Below are some entries. Copy each line that holds the string "Envie".

◆ ◆ ◆ ◆ ◆

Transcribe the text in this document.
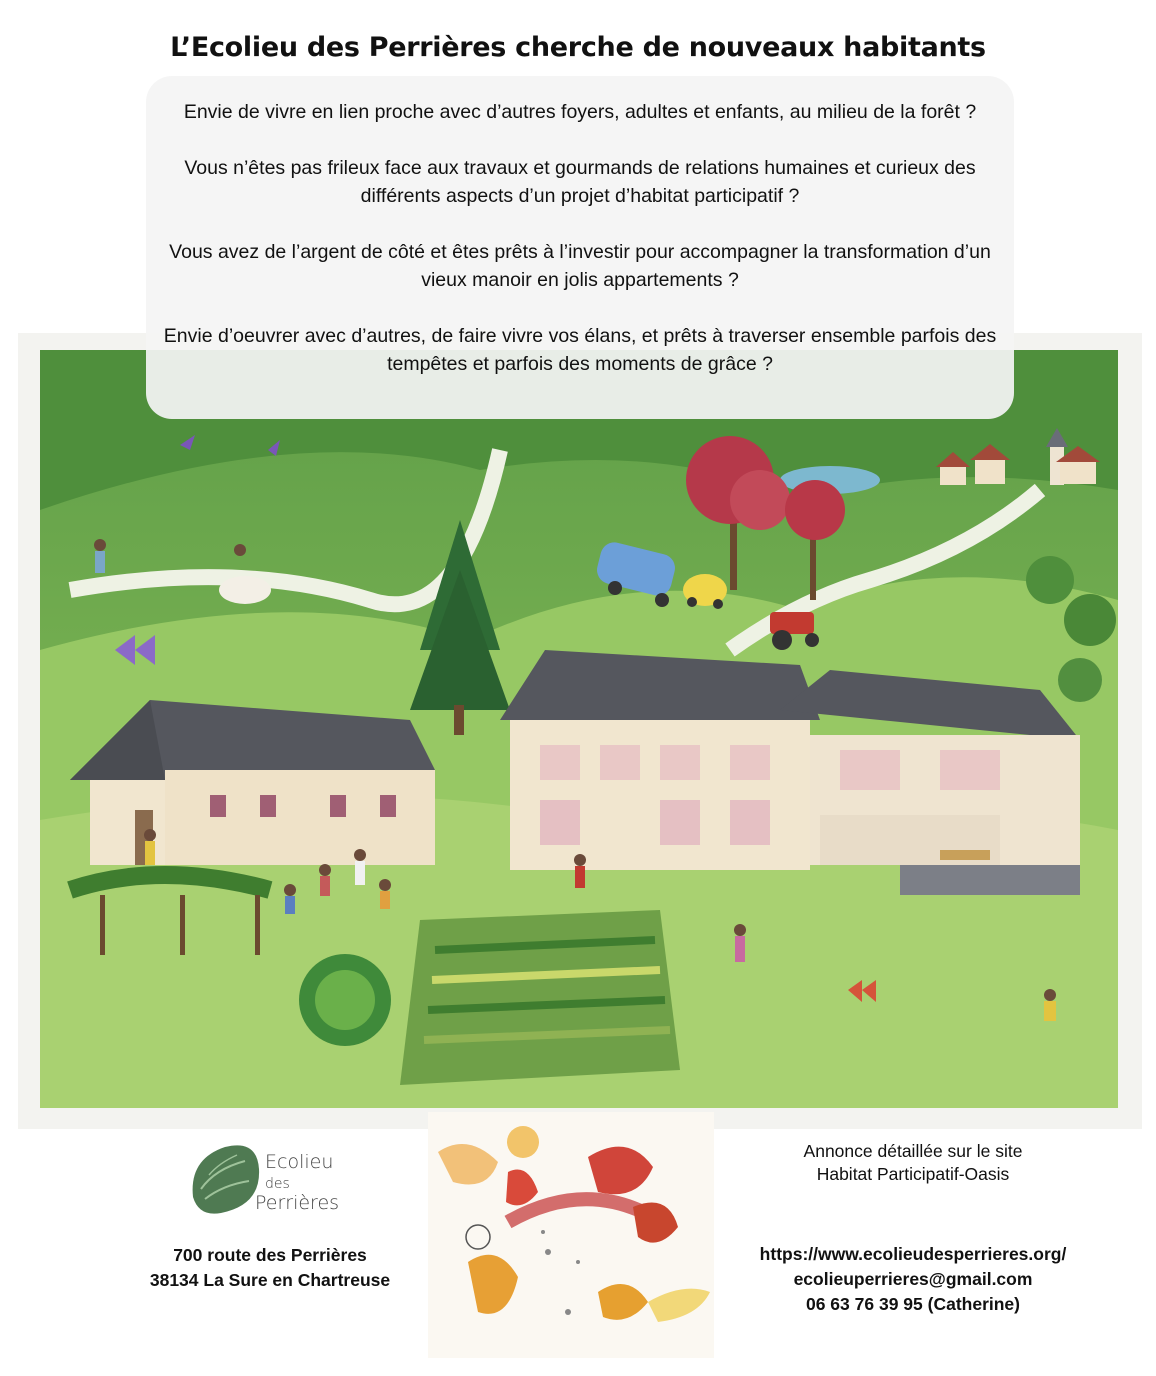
L’Ecolieu des Perrières cherche de nouveaux habitants

Envie de vivre en lien proche avec d’autres foyers, adultes et enfants, au milieu de la forêt ?

Vous n’êtes pas frileux face aux travaux et gourmands de relations humaines et curieux des différents aspects d’un projet d’habitat participatif ?

Vous avez de l’argent de côté et êtes prêts à l’investir pour accompagner la transformation d’un vieux manoir en jolis appartements ?

Envie d’oeuvrer avec d’autres, de faire vivre vos élans, et prêts à traverser ensemble parfois des tempêtes et parfois des moments de grâce ?

Ecolieu
des
Perrières
700 route des Perrières
38134 La Sure en Chartreuse
Annonce détaillée sur le site
Habitat Participatif-Oasis
https://www.ecolieudesperrieres.org/
ecolieuperrieres@gmail.com
06 63 76 39 95 (Catherine)
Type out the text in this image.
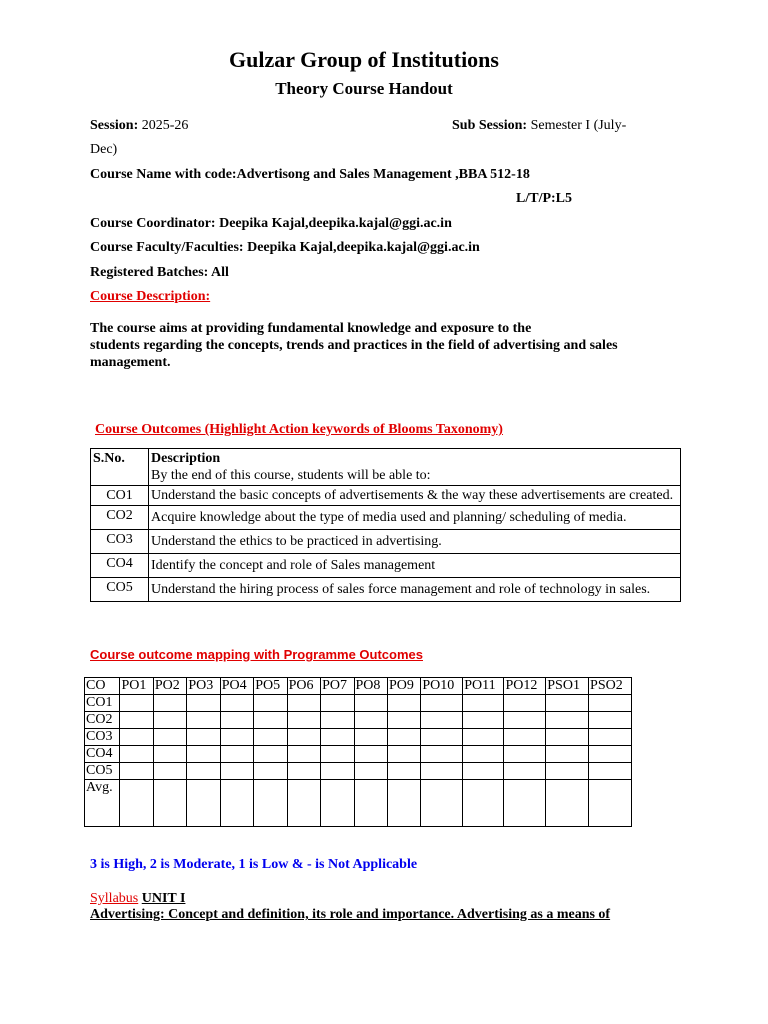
Gulzar Group of Institutions
Theory Course Handout
Session: 2025-26	Sub Session: Semester I (July-
Dec)
Course Name with code:Advertisong and Sales Management ,BBA 512-18
L/T/P:L5
Course Coordinator: Deepika Kajal,deepika.kajal@ggi.ac.in
Course Faculty/Faculties: Deepika Kajal,deepika.kajal@ggi.ac.in
Registered Batches: All
Course Description:
The course aims at providing fundamental knowledge and exposure to the
students regarding the concepts, trends and practices in the field of advertising and sales
management.
Course Outcomes (Highlight Action keywords of Blooms Taxonomy)
S.No.	Description
By the end of this course, students will be able to:

CO1	Understand the basic concepts of advertisements & the way these advertisements are created.
CO2	Acquire knowledge about the type of media used and planning/ scheduling of media.
CO3	Understand the ethics to be practiced in advertising.
CO4	Identify the concept and role of Sales management
CO5	Understand the hiring process of sales force management and role of technology in sales.
Course outcome mapping with Programme Outcomes
CO	PO1	PO2	PO3	PO4	PO5	PO6	PO7	PO8	PO9	PO10	PO11	PO12	PSO1	PSO2
CO1														
CO2														
CO3														
CO4														
CO5														
Avg.														
3 is High, 2 is Moderate, 1 is Low & - is Not Applicable
Syllabus UNIT I
Advertising: Concept and definition, its role and importance. Advertising as a means of
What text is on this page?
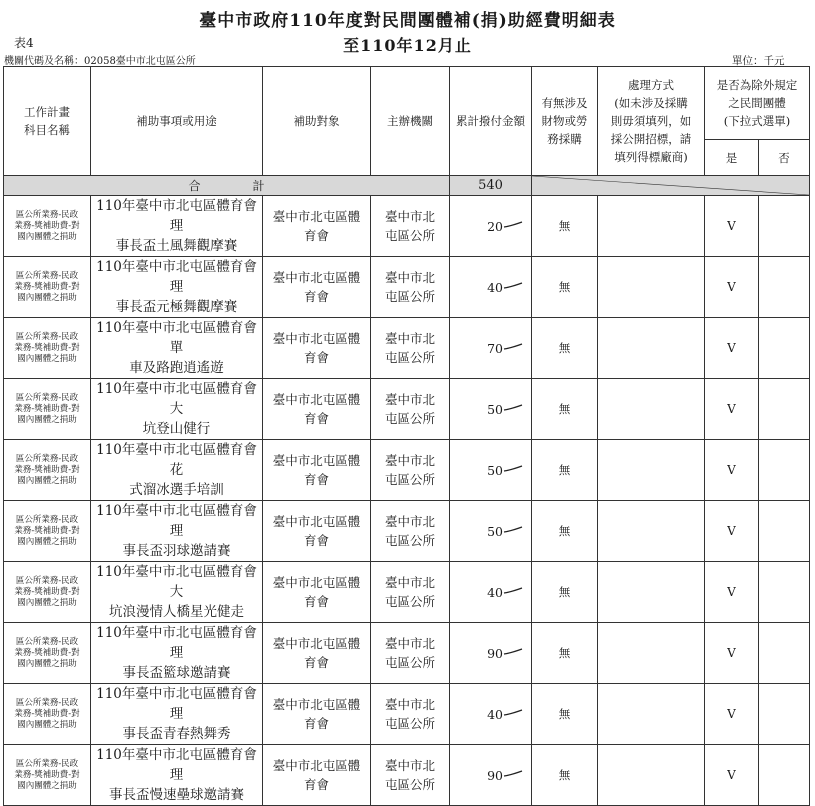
臺中市政府110年度對民間團體補(捐)助經費明細表
至110年12月止
表4
機關代碼及名稱：02058臺中市北屯區公所	單位：千元
工作計畫
科目名稱	補助事項或用途	補助對象	主辦機關	累計撥付金額	有無涉及
財物或勞
務採購	處理方式
(如未涉及採購
則毋須填列，如
採公開招標，請
填列得標廠商)	是否為除外規定
之民間團體
(下拉式選單)	
							是	否
合計				540	

區公所業務-民政
業務-獎補助費-對
國內團體之捐助	110年臺中市北屯區體育會理
事長盃土風舞觀摩賽	臺中市北屯區體
育會	臺中市北
屯區公所	20	無		V	
區公所業務-民政
業務-獎補助費-對
國內團體之捐助	110年臺中市北屯區體育會理
事長盃元極舞觀摩賽	臺中市北屯區體
育會	臺中市北
屯區公所	40	無		V	
區公所業務-民政
業務-獎補助費-對
國內團體之捐助	110年臺中市北屯區體育會單
車及路跑逍遙遊	臺中市北屯區體
育會	臺中市北
屯區公所	70	無		V	
區公所業務-民政
業務-獎補助費-對
國內團體之捐助	110年臺中市北屯區體育會大
坑登山健行	臺中市北屯區體
育會	臺中市北
屯區公所	50	無		V	
區公所業務-民政
業務-獎補助費-對
國內團體之捐助	110年臺中市北屯區體育會花
式溜冰選手培訓	臺中市北屯區體
育會	臺中市北
屯區公所	50	無		V	
區公所業務-民政
業務-獎補助費-對
國內團體之捐助	110年臺中市北屯區體育會理
事長盃羽球邀請賽	臺中市北屯區體
育會	臺中市北
屯區公所	50	無		V	
區公所業務-民政
業務-獎補助費-對
國內團體之捐助	110年臺中市北屯區體育會大
坑浪漫情人橋星光健走	臺中市北屯區體
育會	臺中市北
屯區公所	40	無		V	
區公所業務-民政
業務-獎補助費-對
國內團體之捐助	110年臺中市北屯區體育會理
事長盃籃球邀請賽	臺中市北屯區體
育會	臺中市北
屯區公所	90	無		V	
區公所業務-民政
業務-獎補助費-對
國內團體之捐助	110年臺中市北屯區體育會理
事長盃青春熱舞秀	臺中市北屯區體
育會	臺中市北
屯區公所	40	無		V	
區公所業務-民政
業務-獎補助費-對
國內團體之捐助	110年臺中市北屯區體育會理
事長盃慢速壘球邀請賽	臺中市北屯區體
育會	臺中市北
屯區公所	90	無		V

◆ ◆ ◆ ◆ ◆

- [TASK ANSWER]
Envie de vivre en lien proche avec d’autres foyers, adultes et enfants, au milieu de la forêt ?
Envie d’oeuvrer avec d’autres, de faire vivre vos élans, et prêts à traverser ensemble parfois des tempêtes et parfois des moments de grâce ?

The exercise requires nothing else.